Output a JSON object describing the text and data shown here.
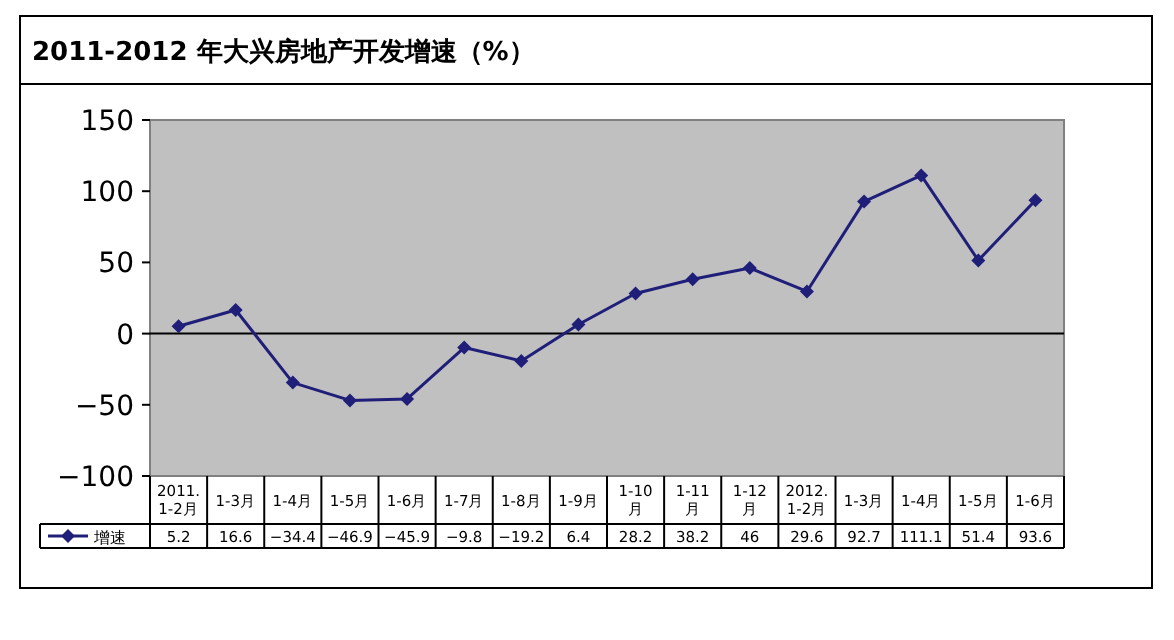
{
  "chart_data": {
    "type": "line",
    "title": "2011-2012 年大兴房地产开发增速（%）",
    "categories": [
      "2011.\n1-2月",
      "1-3月",
      "1-4月",
      "1-5月",
      "1-6月",
      "1-7月",
      "1-8月",
      "1-9月",
      "1-10\n月",
      "1-11\n月",
      "1-12\n月",
      "2012.\n1-2月",
      "1-3月",
      "1-4月",
      "1-5月",
      "1-6月"
    ],
    "series": [
      {
        "name": "增速",
        "color": "#1f1f7a",
        "values": [
          5.2,
          16.6,
          -34.4,
          -46.9,
          -45.9,
          -9.8,
          -19.2,
          6.4,
          28.2,
          38.2,
          46,
          29.6,
          92.7,
          111.1,
          51.4,
          93.6
        ]
      }
    ],
    "ylim": [
      -100,
      150
    ],
    "yticks": [
      -100,
      -50,
      0,
      50,
      100,
      150
    ],
    "data_labels": true,
    "marker": "diamond",
    "legend": "bottom",
    "ref_lines": [
      {
        "axis": "y",
        "value": 0,
        "color": "#000000"
      }
    ]
  }
}
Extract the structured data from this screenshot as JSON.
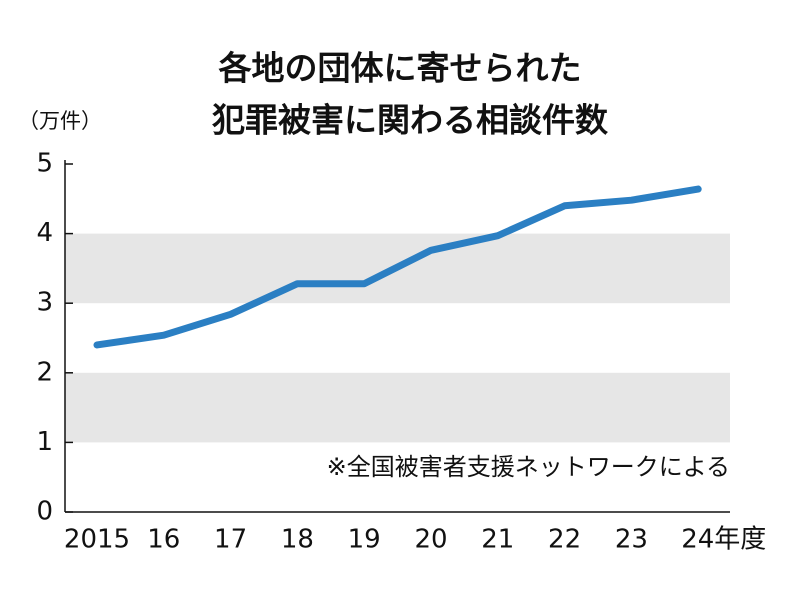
{
  "chart_data": {
    "type": "line",
    "title": [
      "各地の団体に寄せられた",
      "犯罪被害に関わる相談件数"
    ],
    "y_label": "（万件）",
    "annotation": "※全国被害者支援ネットワークによる",
    "categories": [
      "2015",
      "16",
      "17",
      "18",
      "19",
      "20",
      "21",
      "22",
      "23",
      "24年度"
    ],
    "values": [
      2.4,
      2.54,
      2.84,
      3.28,
      3.28,
      3.76,
      3.97,
      4.4,
      4.48,
      4.64
    ],
    "color": "#2b7fc3",
    "ylim": [
      0,
      5
    ],
    "yticks": [
      0,
      1,
      2,
      3,
      4,
      5
    ],
    "bands": true
  }
}
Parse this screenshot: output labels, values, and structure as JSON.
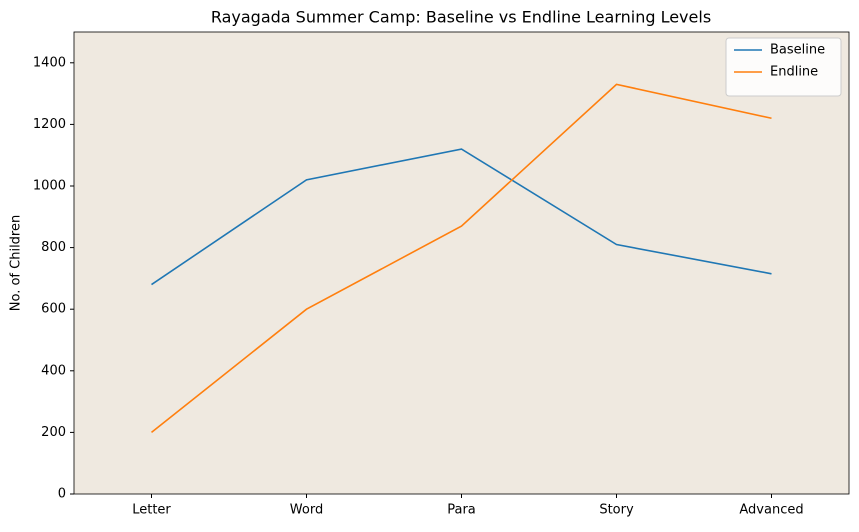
{
  "chart_data": {
    "type": "line",
    "title": "Rayagada Summer Camp: Baseline vs Endline Learning Levels",
    "ylabel": "No. of Children",
    "categories": [
      "Letter",
      "Word",
      "Para",
      "Story",
      "Advanced"
    ],
    "series": [
      {
        "name": "Baseline",
        "color": "#1f77b4",
        "values": [
          680,
          1020,
          1120,
          810,
          715
        ]
      },
      {
        "name": "Endline",
        "color": "#ff7f0e",
        "values": [
          200,
          600,
          870,
          1330,
          1220
        ]
      }
    ],
    "ylim": [
      0,
      1500
    ],
    "yticks": [
      0,
      200,
      400,
      600,
      800,
      1000,
      1200,
      1400
    ],
    "legend": "upper right"
  }
}
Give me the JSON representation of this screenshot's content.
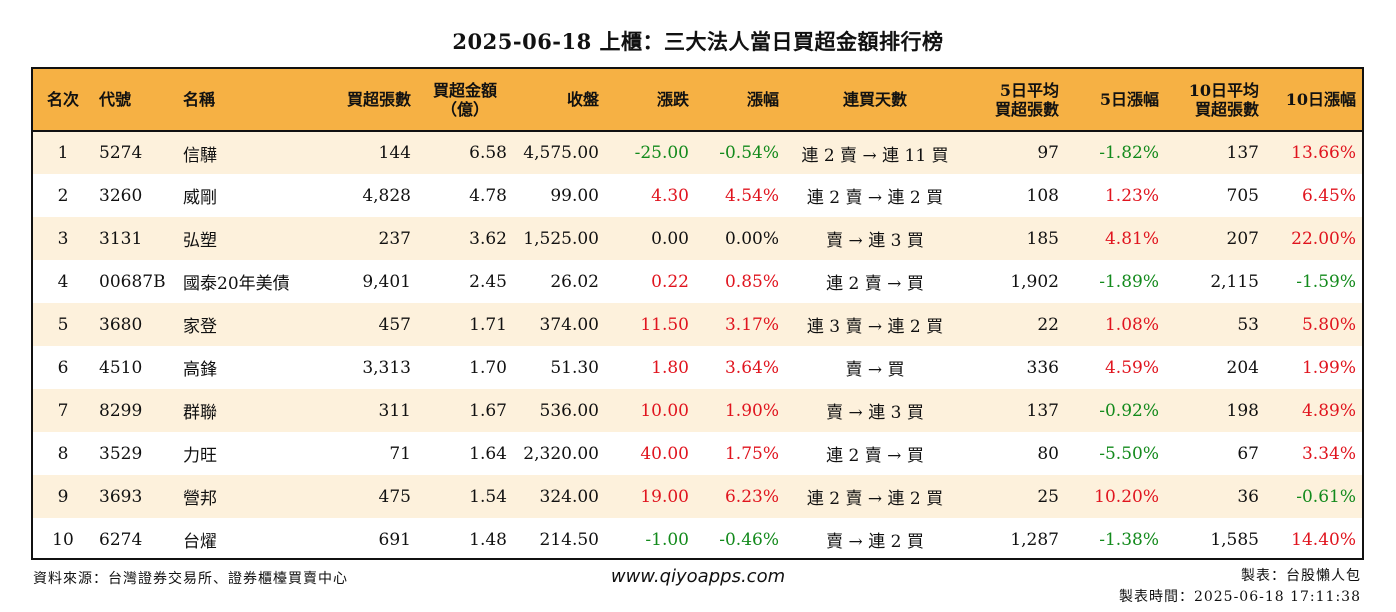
{
  "title": "2025-06-18 上櫃：三大法人當日買超金額排行榜",
  "colors": {
    "header_bg": "#f6b144",
    "row_alt_bg": "#fdf1dc",
    "positive": "#e0141e",
    "negative": "#138a1c"
  },
  "headers": {
    "rank": "名次",
    "code": "代號",
    "name": "名稱",
    "buy_lots": "買超張數",
    "buy_amount_l1": "買超金額",
    "buy_amount_l2": "（億）",
    "close": "收盤",
    "change": "漲跌",
    "change_pct": "漲幅",
    "streak": "連買天數",
    "avg5_l1": "5日平均",
    "avg5_l2": "買超張數",
    "pct5": "5日漲幅",
    "avg10_l1": "10日平均",
    "avg10_l2": "買超張數",
    "pct10": "10日漲幅"
  },
  "rows": [
    {
      "rank": "1",
      "code": "5274",
      "name": "信驊",
      "buy_lots": "144",
      "buy_amount": "6.58",
      "close": "4,575.00",
      "change": "-25.00",
      "change_pct": "-0.54%",
      "streak": "連 2 賣 → 連 11 買",
      "avg5": "97",
      "pct5": "-1.82%",
      "avg10": "137",
      "pct10": "13.66%"
    },
    {
      "rank": "2",
      "code": "3260",
      "name": "威剛",
      "buy_lots": "4,828",
      "buy_amount": "4.78",
      "close": "99.00",
      "change": "4.30",
      "change_pct": "4.54%",
      "streak": "連 2 賣 → 連 2 買",
      "avg5": "108",
      "pct5": "1.23%",
      "avg10": "705",
      "pct10": "6.45%"
    },
    {
      "rank": "3",
      "code": "3131",
      "name": "弘塑",
      "buy_lots": "237",
      "buy_amount": "3.62",
      "close": "1,525.00",
      "change": "0.00",
      "change_pct": "0.00%",
      "streak": "賣 → 連 3 買",
      "avg5": "185",
      "pct5": "4.81%",
      "avg10": "207",
      "pct10": "22.00%"
    },
    {
      "rank": "4",
      "code": "00687B",
      "name": "國泰20年美債",
      "buy_lots": "9,401",
      "buy_amount": "2.45",
      "close": "26.02",
      "change": "0.22",
      "change_pct": "0.85%",
      "streak": "連 2 賣 → 買",
      "avg5": "1,902",
      "pct5": "-1.89%",
      "avg10": "2,115",
      "pct10": "-1.59%"
    },
    {
      "rank": "5",
      "code": "3680",
      "name": "家登",
      "buy_lots": "457",
      "buy_amount": "1.71",
      "close": "374.00",
      "change": "11.50",
      "change_pct": "3.17%",
      "streak": "連 3 賣 → 連 2 買",
      "avg5": "22",
      "pct5": "1.08%",
      "avg10": "53",
      "pct10": "5.80%"
    },
    {
      "rank": "6",
      "code": "4510",
      "name": "高鋒",
      "buy_lots": "3,313",
      "buy_amount": "1.70",
      "close": "51.30",
      "change": "1.80",
      "change_pct": "3.64%",
      "streak": "賣 → 買",
      "avg5": "336",
      "pct5": "4.59%",
      "avg10": "204",
      "pct10": "1.99%"
    },
    {
      "rank": "7",
      "code": "8299",
      "name": "群聯",
      "buy_lots": "311",
      "buy_amount": "1.67",
      "close": "536.00",
      "change": "10.00",
      "change_pct": "1.90%",
      "streak": "賣 → 連 3 買",
      "avg5": "137",
      "pct5": "-0.92%",
      "avg10": "198",
      "pct10": "4.89%"
    },
    {
      "rank": "8",
      "code": "3529",
      "name": "力旺",
      "buy_lots": "71",
      "buy_amount": "1.64",
      "close": "2,320.00",
      "change": "40.00",
      "change_pct": "1.75%",
      "streak": "連 2 賣 → 買",
      "avg5": "80",
      "pct5": "-5.50%",
      "avg10": "67",
      "pct10": "3.34%"
    },
    {
      "rank": "9",
      "code": "3693",
      "name": "營邦",
      "buy_lots": "475",
      "buy_amount": "1.54",
      "close": "324.00",
      "change": "19.00",
      "change_pct": "6.23%",
      "streak": "連 2 賣 → 連 2 買",
      "avg5": "25",
      "pct5": "10.20%",
      "avg10": "36",
      "pct10": "-0.61%"
    },
    {
      "rank": "10",
      "code": "6274",
      "name": "台燿",
      "buy_lots": "691",
      "buy_amount": "1.48",
      "close": "214.50",
      "change": "-1.00",
      "change_pct": "-0.46%",
      "streak": "賣 → 連 2 買",
      "avg5": "1,287",
      "pct5": "-1.38%",
      "avg10": "1,585",
      "pct10": "14.40%"
    }
  ],
  "footer": {
    "source": "資料來源：台灣證券交易所、證券櫃檯買賣中心",
    "website": "www.qiyoapps.com",
    "author": "製表：台股懶人包",
    "timestamp": "製表時間：2025-06-18 17:11:38"
  }
}
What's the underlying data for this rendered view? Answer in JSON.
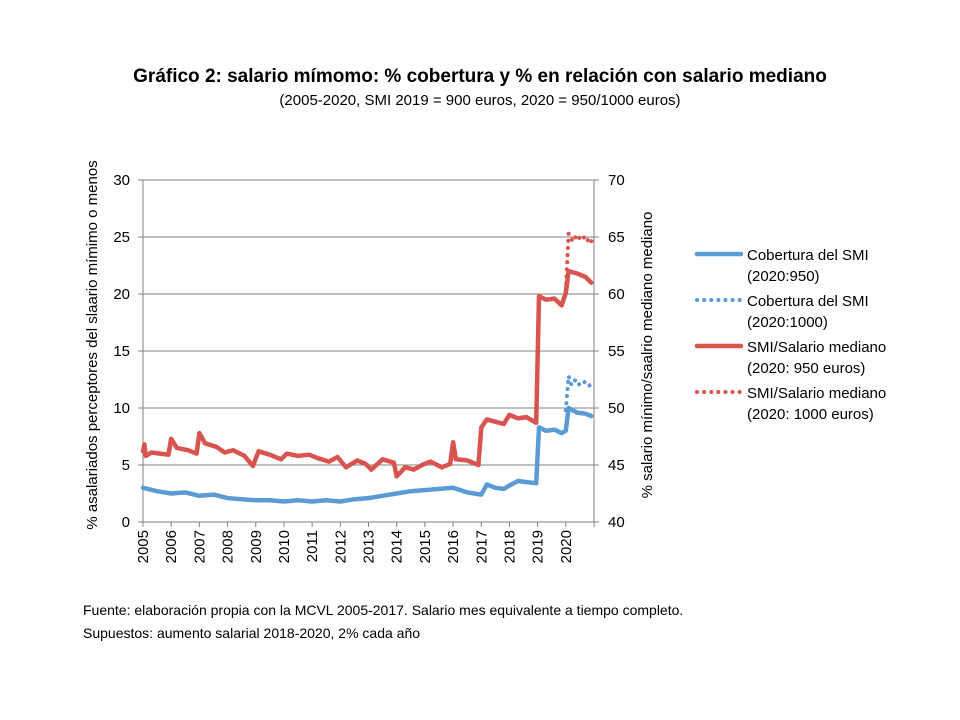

## What is being asked
In the entries above, how many lines contain the word "Baseline"? Answer with the number only.

## Reply to the task
2